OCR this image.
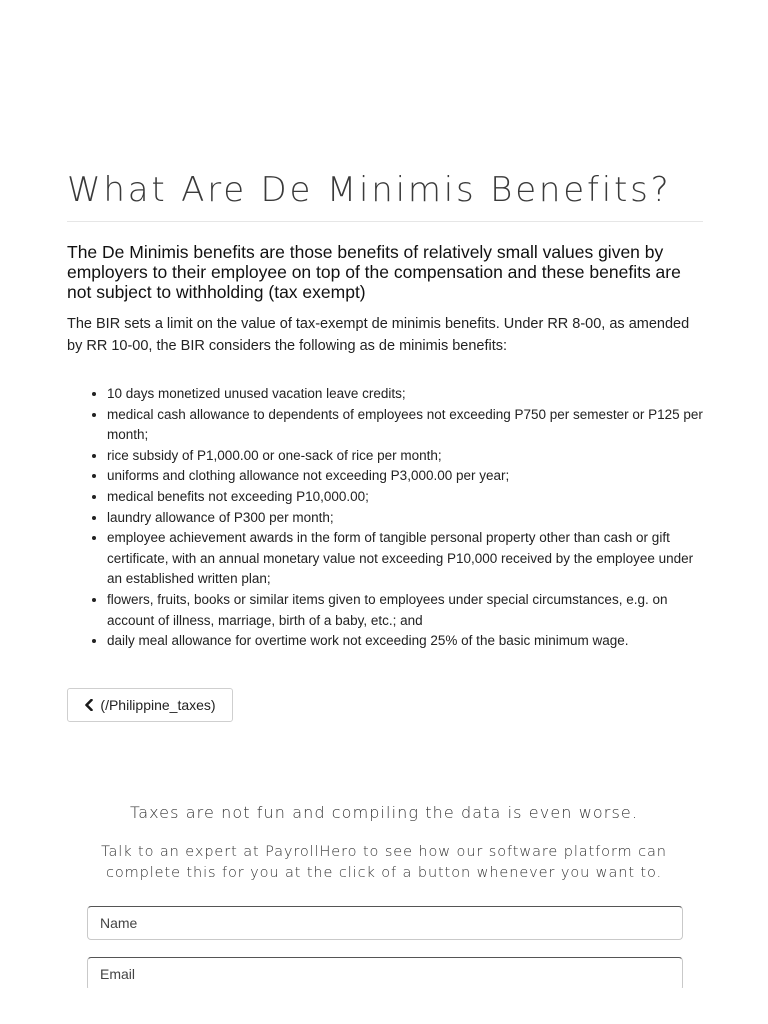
What Are De Minimis Benefits?

The De Minimis benefits are those benefits of relatively small values given by employers to their employee on top of the compensation and these benefits are not subject to withholding (tax exempt)

The BIR sets a limit on the value of tax-exempt de minimis benefits. Under RR 8-00, as amended by RR 10-00, the BIR considers the following as de minimis benefits:

• 10 days monetized unused vacation leave credits;
• medical cash allowance to dependents of employees not exceeding P750 per semester or P125 per month;
• rice subsidy of P1,000.00 or one-sack of rice per month;
• uniforms and clothing allowance not exceeding P3,000.00 per year;
• medical benefits not exceeding P10,000.00;
• laundry allowance of P300 per month;
• employee achievement awards in the form of tangible personal property other than cash or gift certificate, with an annual monetary value not exceeding P10,000 received by the employee under an established written plan;
• flowers, fruits, books or similar items given to employees under special circumstances, e.g. on account of illness, marriage, birth of a baby, etc.; and
• daily meal allowance for overtime work not exceeding 25% of the basic minimum wage.
(/Philippine_taxes)

Taxes are not fun and compiling the data is even worse.

Talk to an expert at PayrollHero to see how our software platform can complete this for you at the click of a button whenever you want to.

Name
Email
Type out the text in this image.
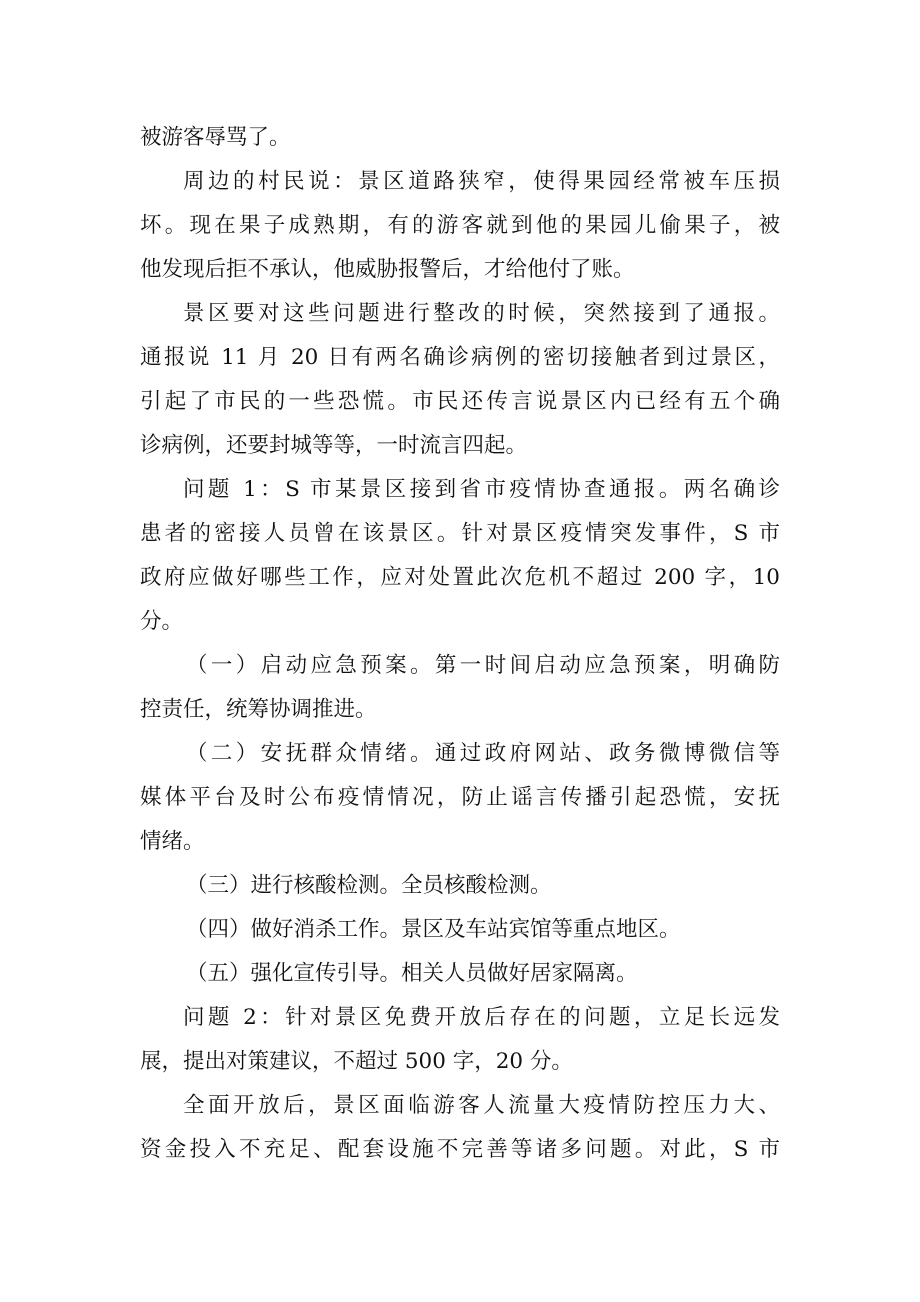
被游客辱骂了。

周边的村民说：景区道路狭窄，使得果园经常被车压损

坏。现在果子成熟期，有的游客就到他的果园儿偷果子，被

他发现后拒不承认，他威胁报警后，才给他付了账。

景区要对这些问题进行整改的时候，突然接到了通报。

通报说 11 月 20 日有两名确诊病例的密切接触者到过景区，

引起了市民的一些恐慌。市民还传言说景区内已经有五个确

诊病例，还要封城等等，一时流言四起。

问题 1：S 市某景区接到省市疫情协查通报。两名确诊

患者的密接人员曾在该景区。针对景区疫情突发事件，S 市

政府应做好哪些工作，应对处置此次危机不超过 200 字，10

分。

（一）启动应急预案。第一时间启动应急预案，明确防

控责任，统筹协调推进。

（二）安抚群众情绪。通过政府网站、政务微博微信等

媒体平台及时公布疫情情况，防止谣言传播引起恐慌，安抚

情绪。

（三）进行核酸检测。全员核酸检测。

（四）做好消杀工作。景区及车站宾馆等重点地区。

（五）强化宣传引导。相关人员做好居家隔离。

问题 2：针对景区免费开放后存在的问题，立足长远发

展，提出对策建议，不超过 500 字，20 分。

全面开放后，景区面临游客人流量大疫情防控压力大、

资金投入不充足、配套设施不完善等诸多问题。对此，S 市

§

◆ **SHORT EXERCISE**:
Each entry gets copied exactly; the pictures stay out.

◆ **IN RESPONSE**:
OCR this image.
What Are De Minimis Benefits?

The De Minimis benefits are those benefits of relatively small values given by employers to their employee on top of the compensation and these benefits are not subject to withholding (tax exempt)

The BIR sets a limit on the value of tax-exempt de minimis benefits. Under RR 8-00, as amended by RR 10-00, the BIR considers the following as de minimis benefits:

• 10 days monetized unused vacation leave credits;
• medical cash allowance to dependents of employees not exceeding P750 per semester or P125 per month;
• rice subsidy of P1,000.00 or one-sack of rice per month;
• uniforms and clothing allowance not exceeding P3,000.00 per year;
• medical benefits not exceeding P10,000.00;
• laundry allowance of P300 per month;
• employee achievement awards in the form of tangible personal property other than cash or gift certificate, with an annual monetary value not exceeding P10,000 received by the employee under an established written plan;
• flowers, fruits, books or similar items given to employees under special circumstances, e.g. on account of illness, marriage, birth of a baby, etc.; and
• daily meal allowance for overtime work not exceeding 25% of the basic minimum wage.
(/Philippine_taxes)

Taxes are not fun and compiling the data is even worse.

Talk to an expert at PayrollHero to see how our software platform can complete this for you at the click of a button whenever you want to.

Name
Email
Type out the text in this image.
被游客辱骂了。

周边的村民说：景区道路狭窄，使得果园经常被车压损

坏。现在果子成熟期，有的游客就到他的果园儿偷果子，被

他发现后拒不承认，他威胁报警后，才给他付了账。

景区要对这些问题进行整改的时候，突然接到了通报。

通报说 11 月 20 日有两名确诊病例的密切接触者到过景区，

引起了市民的一些恐慌。市民还传言说景区内已经有五个确

诊病例，还要封城等等，一时流言四起。

问题 1：S 市某景区接到省市疫情协查通报。两名确诊

患者的密接人员曾在该景区。针对景区疫情突发事件，S 市

政府应做好哪些工作，应对处置此次危机不超过 200 字，10

分。

（一）启动应急预案。第一时间启动应急预案，明确防

控责任，统筹协调推进。

（二）安抚群众情绪。通过政府网站、政务微博微信等

媒体平台及时公布疫情情况，防止谣言传播引起恐慌，安抚

情绪。

（三）进行核酸检测。全员核酸检测。

（四）做好消杀工作。景区及车站宾馆等重点地区。

（五）强化宣传引导。相关人员做好居家隔离。

问题 2：针对景区免费开放后存在的问题，立足长远发

展，提出对策建议，不超过 500 字，20 分。

全面开放后，景区面临游客人流量大疫情防控压力大、

资金投入不充足、配套设施不完善等诸多问题。对此，S 市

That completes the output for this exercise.